* INSTRUCTIONS FOR THE TASK: Reproduce the material word for word; the images stay out.

* ENTRIES SUPPLIED:
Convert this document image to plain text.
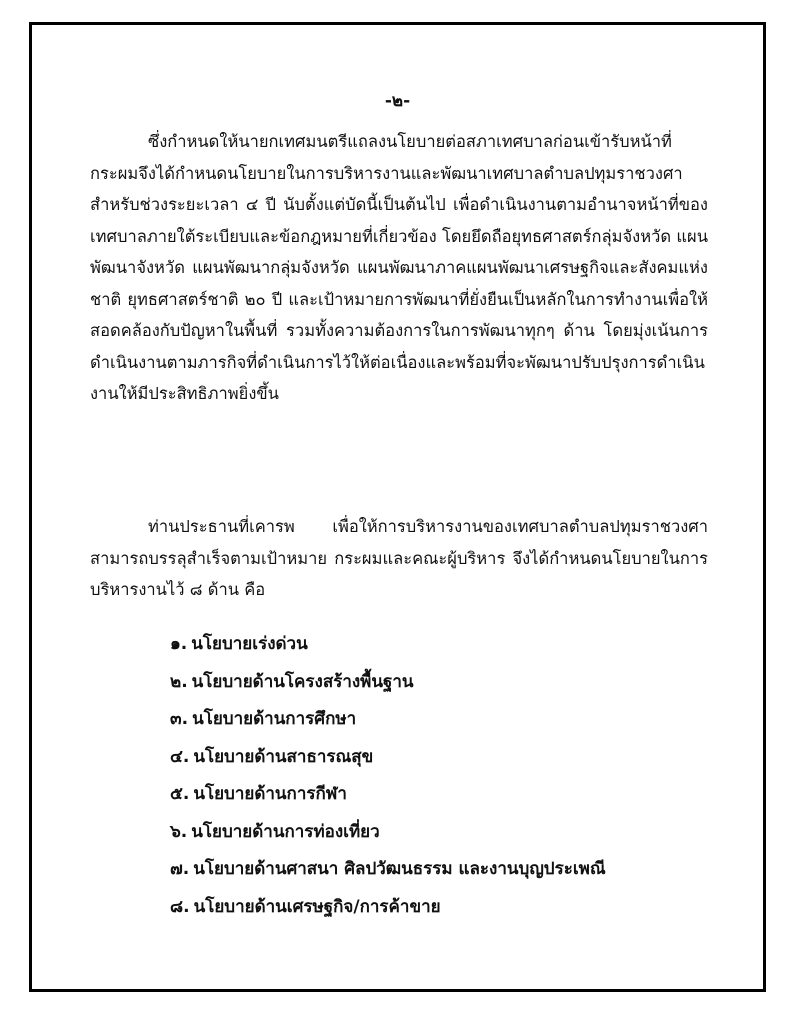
-๒-

ซึ่งกำหนดให้นายกเทศมนตรีแถลงนโยบายต่อสภาเทศบาลก่อนเข้ารับหน้าที่ กระผมจึงได้กำหนดนโยบายในการบริหารงานและพัฒนาเทศบาลตำบลปทุมราชวงศา สำหรับช่วงระยะเวลา ๔ ปี นับตั้งแต่บัดนี้เป็นต้นไป เพื่อดำเนินงานตามอำนาจหน้าที่ของเทศบาลภายใต้ระเบียบและข้อกฎหมายที่เกี่ยวข้อง โดยยึดถือยุทธศาสตร์กลุ่มจังหวัด แผนพัฒนาจังหวัด แผนพัฒนากลุ่มจังหวัด แผนพัฒนาภาคแผนพัฒนาเศรษฐกิจและสังคมแห่งชาติ ยุทธศาสตร์ชาติ ๒๐ ปี และเป้าหมายการพัฒนาที่ยั่งยืนเป็นหลักในการทำงานเพื่อให้สอดคล้องกับปัญหาในพื้นที่ รวมทั้งความต้องการในการพัฒนาทุกๆ ด้าน โดยมุ่งเน้นการดำเนินงานตามภารกิจที่ดำเนินการไว้ให้ต่อเนื่องและพร้อมที่จะพัฒนาปรับปรุงการดำเนินงานให้มีประสิทธิภาพยิ่งขึ้น

ท่านประธานที่เคารพ เพื่อให้การบริหารงานของเทศบาลตำบลปทุมราชวงศาสามารถบรรลุสำเร็จตามเป้าหมาย กระผมและคณะผู้บริหาร จึงได้กำหนดนโยบายในการบริหารงานไว้ ๘ ด้าน คือ

๑. นโยบายเร่งด่วน
๒. นโยบายด้านโครงสร้างพื้นฐาน
๓. นโยบายด้านการศึกษา
๔. นโยบายด้านสาธารณสุข
๕. นโยบายด้านการกีฬา
๖. นโยบายด้านการท่องเที่ยว
๗. นโยบายด้านศาสนา ศิลปวัฒนธรรม และงานบุญประเพณี
๘. นโยบายด้านเศรษฐกิจ/การค้าขาย
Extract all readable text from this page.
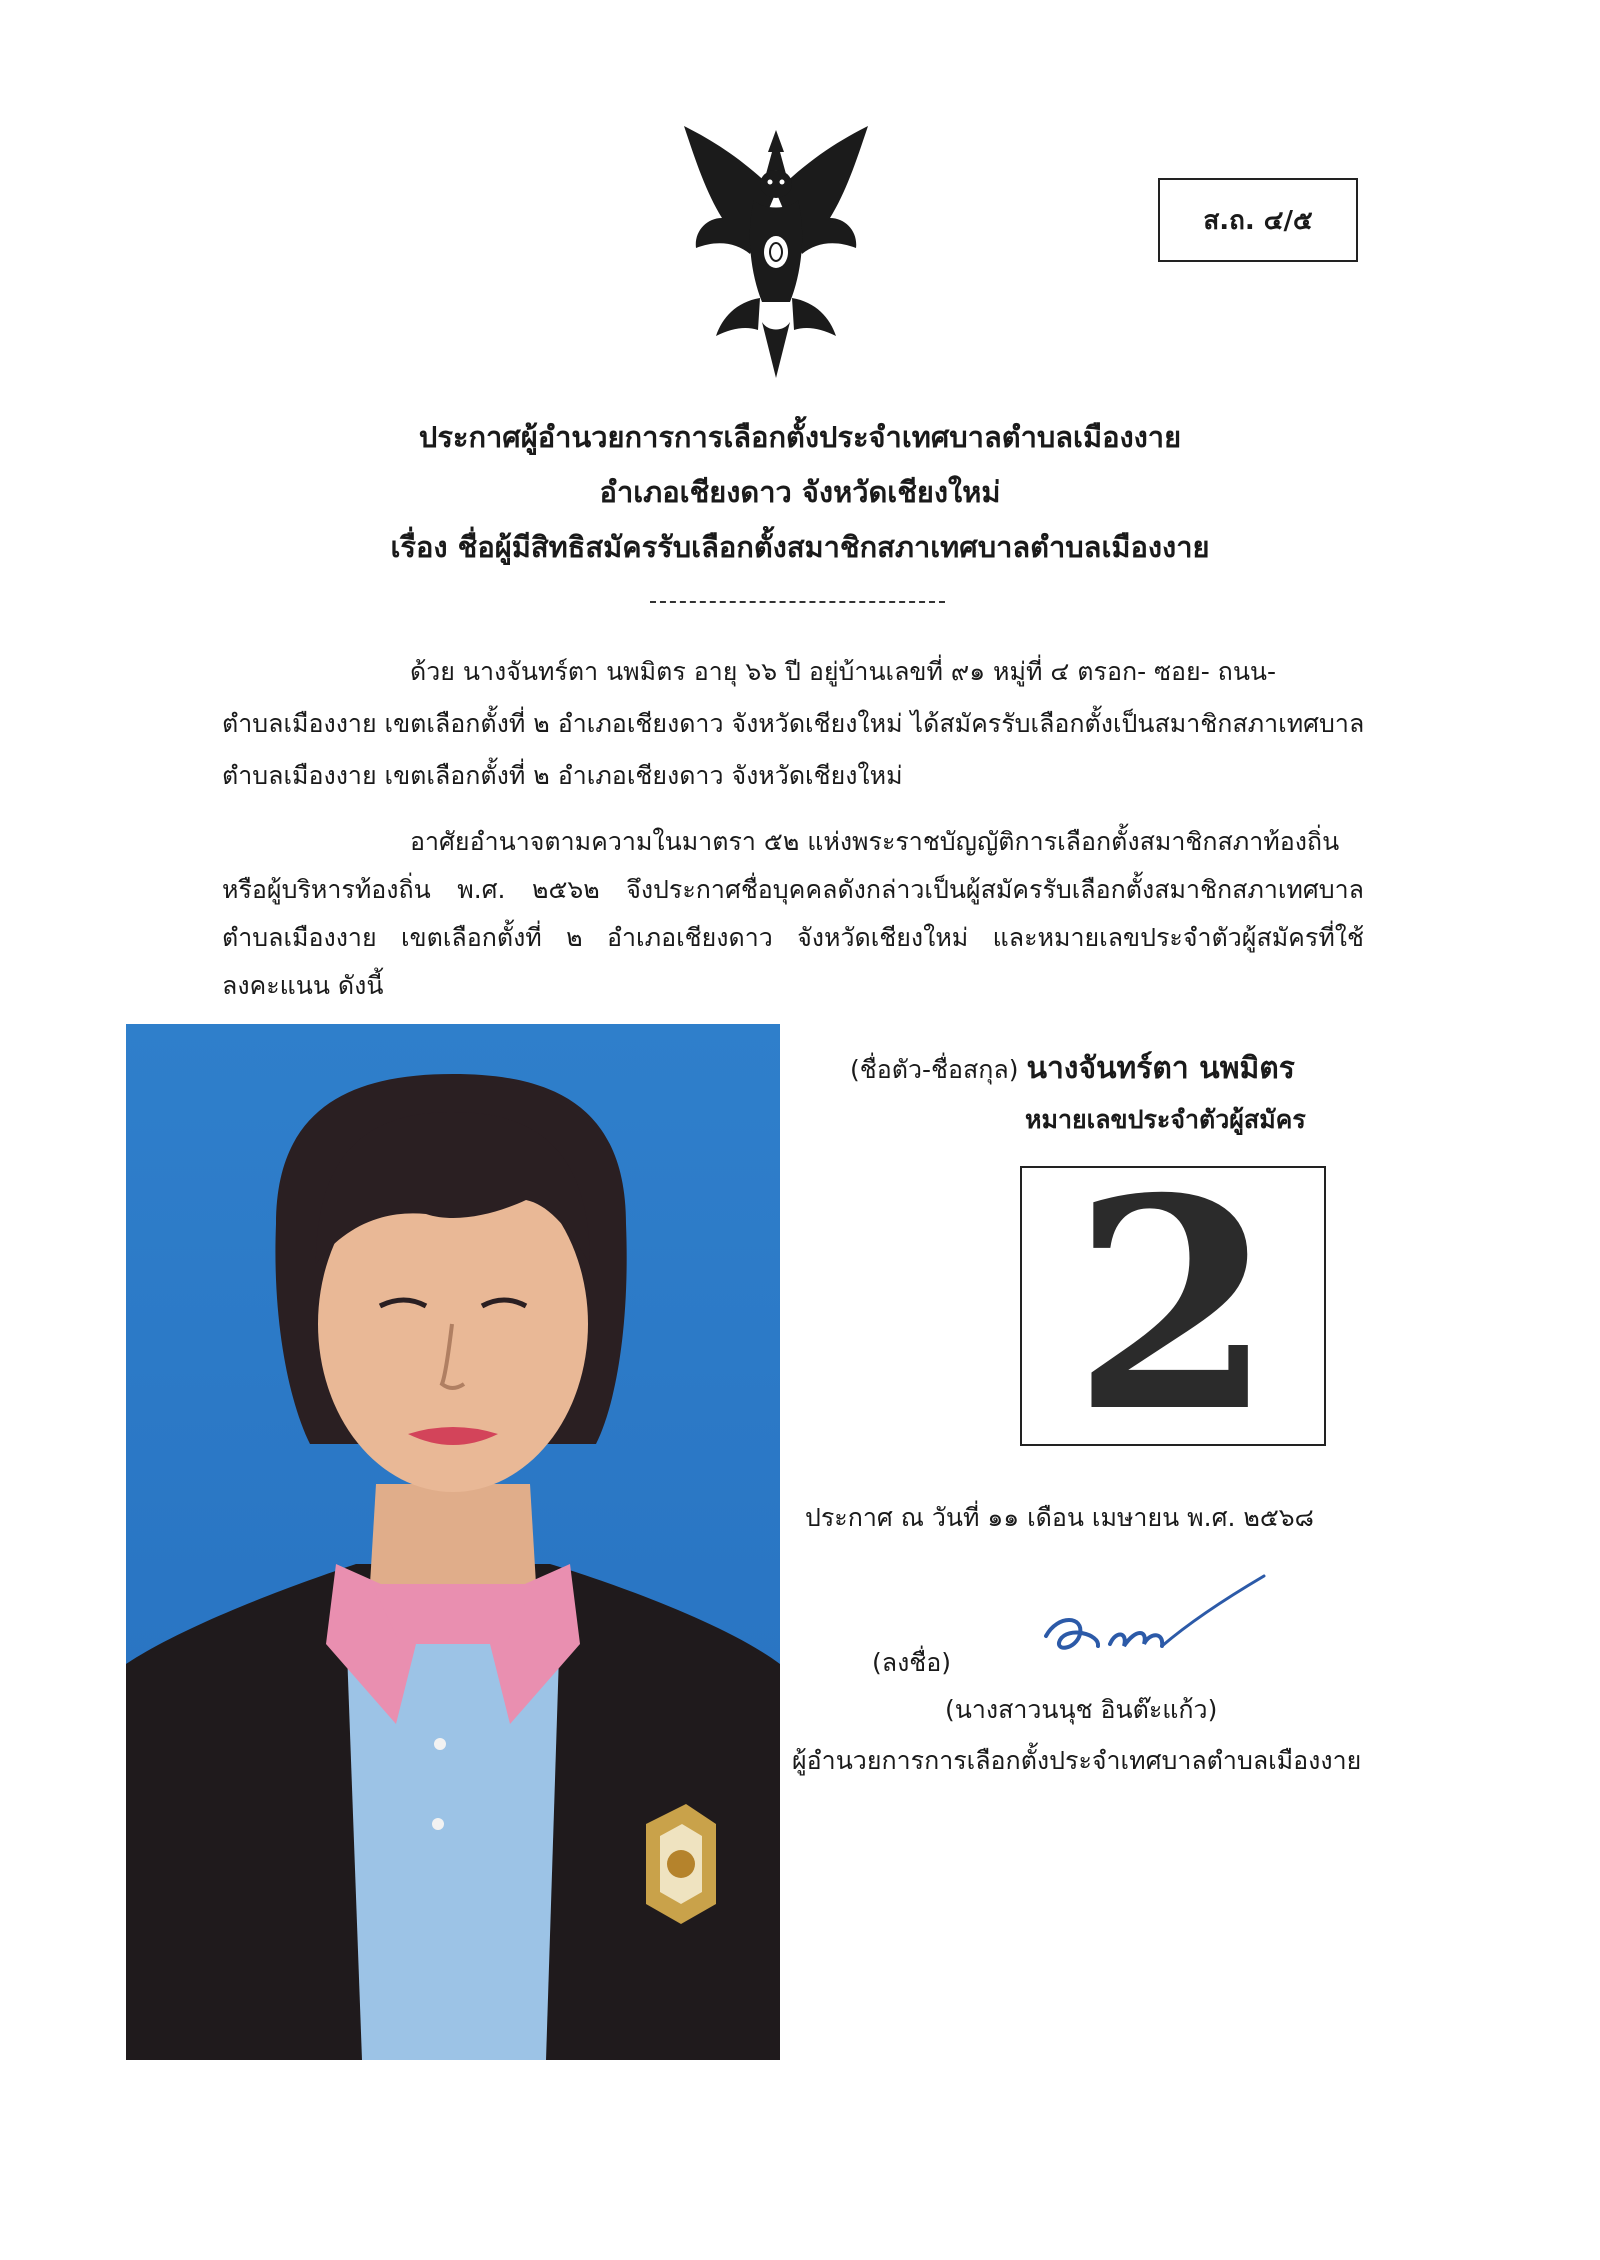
ส.ถ. ๔/๕
ประกาศผู้อำนวยการการเลือกตั้งประจำเทศบาลตำบลเมืองงาย
อำเภอเชียงดาว จังหวัดเชียงใหม่
เรื่อง ชื่อผู้มีสิทธิสมัครรับเลือกตั้งสมาชิกสภาเทศบาลตำบลเมืองงาย
ด้วย นางจันทร์ตา นพมิตร อายุ ๖๖ ปี อยู่บ้านเลขที่ ๙๑ หมู่ที่ ๔ ตรอก- ซอย- ถนน-
ตำบลเมืองงาย เขตเลือกตั้งที่ ๒ อำเภอเชียงดาว จังหวัดเชียงใหม่ ได้สมัครรับเลือกตั้งเป็นสมาชิกสภาเทศบาล
ตำบลเมืองงาย เขตเลือกตั้งที่ ๒ อำเภอเชียงดาว จังหวัดเชียงใหม่
อาศัยอำนาจตามความในมาตรา ๕๒ แห่งพระราชบัญญัติการเลือกตั้งสมาชิกสภาท้องถิ่น
หรือผู้บริหารท้องถิ่น พ.ศ. ๒๕๖๒ จึงประกาศชื่อบุคคลดังกล่าวเป็นผู้สมัครรับเลือกตั้งสมาชิกสภาเทศบาล
ตำบลเมืองงาย เขตเลือกตั้งที่ ๒ อำเภอเชียงดาว จังหวัดเชียงใหม่ และหมายเลขประจำตัวผู้สมัครที่ใช้
ลงคะแนน ดังนี้
(ชื่อตัว-ชื่อสกุล) นางจันทร์ตา นพมิตร
หมายเลขประจำตัวผู้สมัคร
2
ประกาศ ณ วันที่ ๑๑ เดือน เมษายน พ.ศ. ๒๕๖๘
(ลงชื่อ)
(นางสาวนนุช อินต๊ะแก้ว)
ผู้อำนวยการการเลือกตั้งประจำเทศบาลตำบลเมืองงาย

* SOLVED PROBLEM:
Convert this document image to plain text.
-๒-

ซึ่งกำหนดให้นายกเทศมนตรีแถลงนโยบายต่อสภาเทศบาลก่อนเข้ารับหน้าที่ กระผมจึงได้กำหนดนโยบายในการบริหารงานและพัฒนาเทศบาลตำบลปทุมราชวงศา สำหรับช่วงระยะเวลา ๔ ปี นับตั้งแต่บัดนี้เป็นต้นไป เพื่อดำเนินงานตามอำนาจหน้าที่ของเทศบาลภายใต้ระเบียบและข้อกฎหมายที่เกี่ยวข้อง โดยยึดถือยุทธศาสตร์กลุ่มจังหวัด แผนพัฒนาจังหวัด แผนพัฒนากลุ่มจังหวัด แผนพัฒนาภาคแผนพัฒนาเศรษฐกิจและสังคมแห่งชาติ ยุทธศาสตร์ชาติ ๒๐ ปี และเป้าหมายการพัฒนาที่ยั่งยืนเป็นหลักในการทำงานเพื่อให้สอดคล้องกับปัญหาในพื้นที่ รวมทั้งความต้องการในการพัฒนาทุกๆ ด้าน โดยมุ่งเน้นการดำเนินงานตามภารกิจที่ดำเนินการไว้ให้ต่อเนื่องและพร้อมที่จะพัฒนาปรับปรุงการดำเนินงานให้มีประสิทธิภาพยิ่งขึ้น

ท่านประธานที่เคารพ เพื่อให้การบริหารงานของเทศบาลตำบลปทุมราชวงศาสามารถบรรลุสำเร็จตามเป้าหมาย กระผมและคณะผู้บริหาร จึงได้กำหนดนโยบายในการบริหารงานไว้ ๘ ด้าน คือ

๑. นโยบายเร่งด่วน
๒. นโยบายด้านโครงสร้างพื้นฐาน
๓. นโยบายด้านการศึกษา
๔. นโยบายด้านสาธารณสุข
๕. นโยบายด้านการกีฬา
๖. นโยบายด้านการท่องเที่ยว
๗. นโยบายด้านศาสนา ศิลปวัฒนธรรม และงานบุญประเพณี
๘. นโยบายด้านเศรษฐกิจ/การค้าขาย
Extract all readable text from this page.
ส.ถ. ๔/๕
ประกาศผู้อำนวยการการเลือกตั้งประจำเทศบาลตำบลเมืองงาย
อำเภอเชียงดาว จังหวัดเชียงใหม่
เรื่อง ชื่อผู้มีสิทธิสมัครรับเลือกตั้งสมาชิกสภาเทศบาลตำบลเมืองงาย
ด้วย นางจันทร์ตา นพมิตร อายุ ๖๖ ปี อยู่บ้านเลขที่ ๙๑ หมู่ที่ ๔ ตรอก- ซอย- ถนน-
ตำบลเมืองงาย เขตเลือกตั้งที่ ๒ อำเภอเชียงดาว จังหวัดเชียงใหม่ ได้สมัครรับเลือกตั้งเป็นสมาชิกสภาเทศบาล
ตำบลเมืองงาย เขตเลือกตั้งที่ ๒ อำเภอเชียงดาว จังหวัดเชียงใหม่
อาศัยอำนาจตามความในมาตรา ๕๒ แห่งพระราชบัญญัติการเลือกตั้งสมาชิกสภาท้องถิ่น
หรือผู้บริหารท้องถิ่น พ.ศ. ๒๕๖๒ จึงประกาศชื่อบุคคลดังกล่าวเป็นผู้สมัครรับเลือกตั้งสมาชิกสภาเทศบาล
ตำบลเมืองงาย เขตเลือกตั้งที่ ๒ อำเภอเชียงดาว จังหวัดเชียงใหม่ และหมายเลขประจำตัวผู้สมัครที่ใช้
ลงคะแนน ดังนี้
(ชื่อตัว-ชื่อสกุล) นางจันทร์ตา นพมิตร
หมายเลขประจำตัวผู้สมัคร
2
ประกาศ ณ วันที่ ๑๑ เดือน เมษายน พ.ศ. ๒๕๖๘
(ลงชื่อ)
(นางสาวนนุช อินต๊ะแก้ว)
ผู้อำนวยการการเลือกตั้งประจำเทศบาลตำบลเมืองงาย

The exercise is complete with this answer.